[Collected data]
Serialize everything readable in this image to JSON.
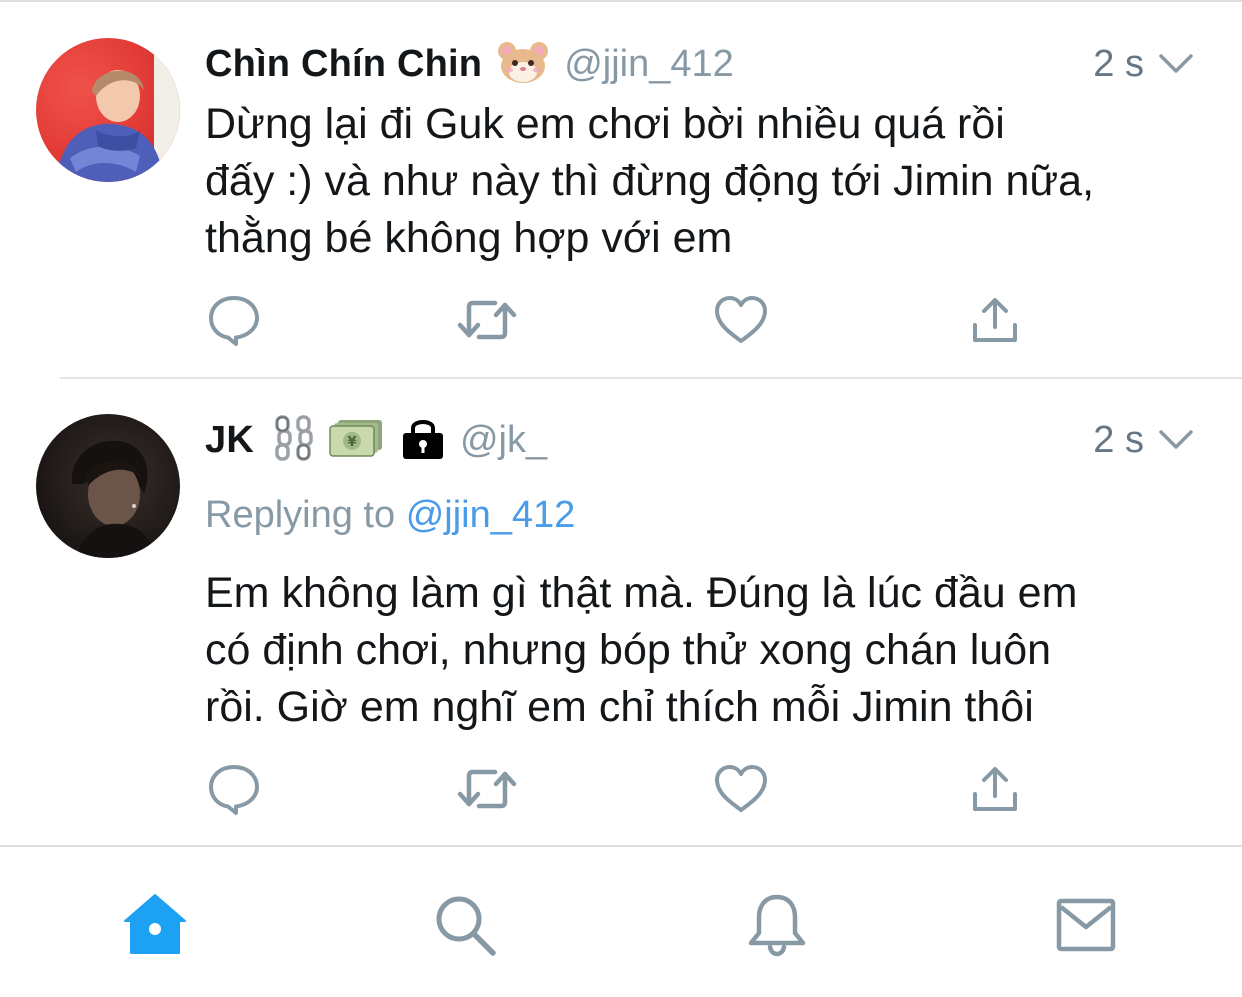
{
  "colors": {
    "accent": "#1da1f2",
    "icon_gray": "#8899a6",
    "text": "#14171a",
    "mention": "#4a9ce8"
  },
  "tweets": [
    {
      "display_name": "Chìn Chín Chin",
      "name_emoji": [
        "hamster-face"
      ],
      "handle": "@jjin_412",
      "time": "2 s",
      "text_lines": [
        "Dừng lại đi Guk em chơi bời nhiều quá rồi",
        "đấy :) và như này thì đừng động tới Jimin nữa,",
        "thằng bé không hợp với em"
      ]
    },
    {
      "display_name": "JK",
      "name_emoji": [
        "chains",
        "yen-banknote",
        "lock"
      ],
      "handle": "@jk_",
      "time": "2 s",
      "reply_prefix": "Replying to",
      "reply_mention": "@jjin_412",
      "text_lines": [
        "Em không làm gì thật mà. Đúng là lúc đầu em",
        "có định chơi, nhưng bóp thử xong chán luôn",
        "rồi. Giờ em nghĩ em chỉ thích mỗi Jimin thôi"
      ]
    }
  ],
  "action_icons": [
    "reply-icon",
    "retweet-icon",
    "like-icon",
    "share-icon"
  ],
  "tabbar": [
    "home-icon",
    "search-icon",
    "notifications-icon",
    "messages-icon"
  ],
  "active_tab": "home"
}
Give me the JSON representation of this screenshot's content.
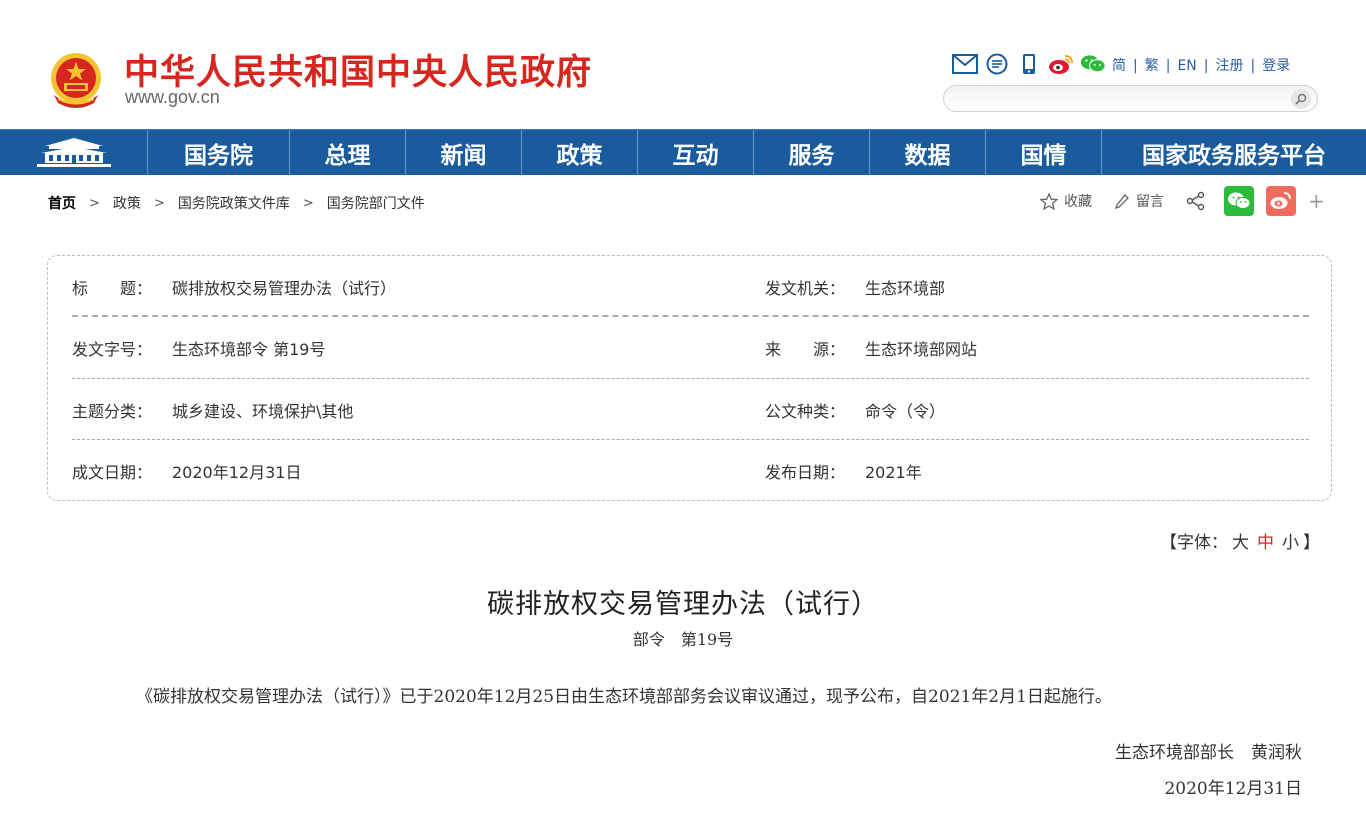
{
  "header": {
    "site_title": "中华人民共和国中央人民政府",
    "site_url": "www.gov.cn",
    "top_icons": [
      "mail-icon",
      "chat-icon",
      "mobile-icon",
      "weibo-icon",
      "wechat-icon"
    ],
    "lang_links": [
      "简",
      "繁",
      "EN",
      "注册",
      "登录"
    ],
    "search_placeholder": ""
  },
  "nav": {
    "items": [
      "国务院",
      "总理",
      "新闻",
      "政策",
      "互动",
      "服务",
      "数据",
      "国情",
      "国家政务服务平台"
    ]
  },
  "breadcrumb": [
    "首页",
    "政策",
    "国务院政策文件库",
    "国务院部门文件"
  ],
  "share": {
    "favorite_label": "收藏",
    "comment_label": "留言"
  },
  "info": {
    "title_label": "标　　题：",
    "title_value": "碳排放权交易管理办法（试行）",
    "issuer_label": "发文机关：",
    "issuer_value": "生态环境部",
    "doc_no_label": "发文字号：",
    "doc_no_value": "生态环境部令 第19号",
    "source_label": "来　　源：",
    "source_value": "生态环境部网站",
    "topic_label": "主题分类：",
    "topic_value": "城乡建设、环境保护\\其他",
    "doc_type_label": "公文种类：",
    "doc_type_value": "命令（令）",
    "written_date_label": "成文日期：",
    "written_date_value": "2020年12月31日",
    "publish_date_label": "发布日期：",
    "publish_date_value": "2021年"
  },
  "font_size": {
    "prefix": "【字体：",
    "large": "大",
    "medium": "中",
    "small": "小",
    "suffix": "】",
    "active_color": "#d7261d"
  },
  "article": {
    "title": "碳排放权交易管理办法（试行）",
    "subtitle": "部令　第19号",
    "body": "《碳排放权交易管理办法（试行）》已于2020年12月25日由生态环境部部务会议审议通过，现予公布，自2021年2月1日起施行。",
    "signer": "生态环境部部长　黄润秋",
    "sign_date": "2020年12月31日"
  },
  "colors": {
    "brand_red": "#d7261d",
    "nav_blue": "#1a5b9e",
    "link_blue": "#2c5ea6",
    "wechat_green": "#2dbb3a",
    "weibo_red": "#f06b5e"
  }
}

| Required task |
Gather each line from the listing above that holds "碳排放权交易管理办法".

| Task result |
    "title_value": "碳排放权交易管理办法（试行）",
    "title": "碳排放权交易管理办法（试行）",
    "body": "《碳排放权交易管理办法（试行）》已于2020年12月25日由生态环境部部务会议审议通过，现予公布，自2021年2月1日起施行。",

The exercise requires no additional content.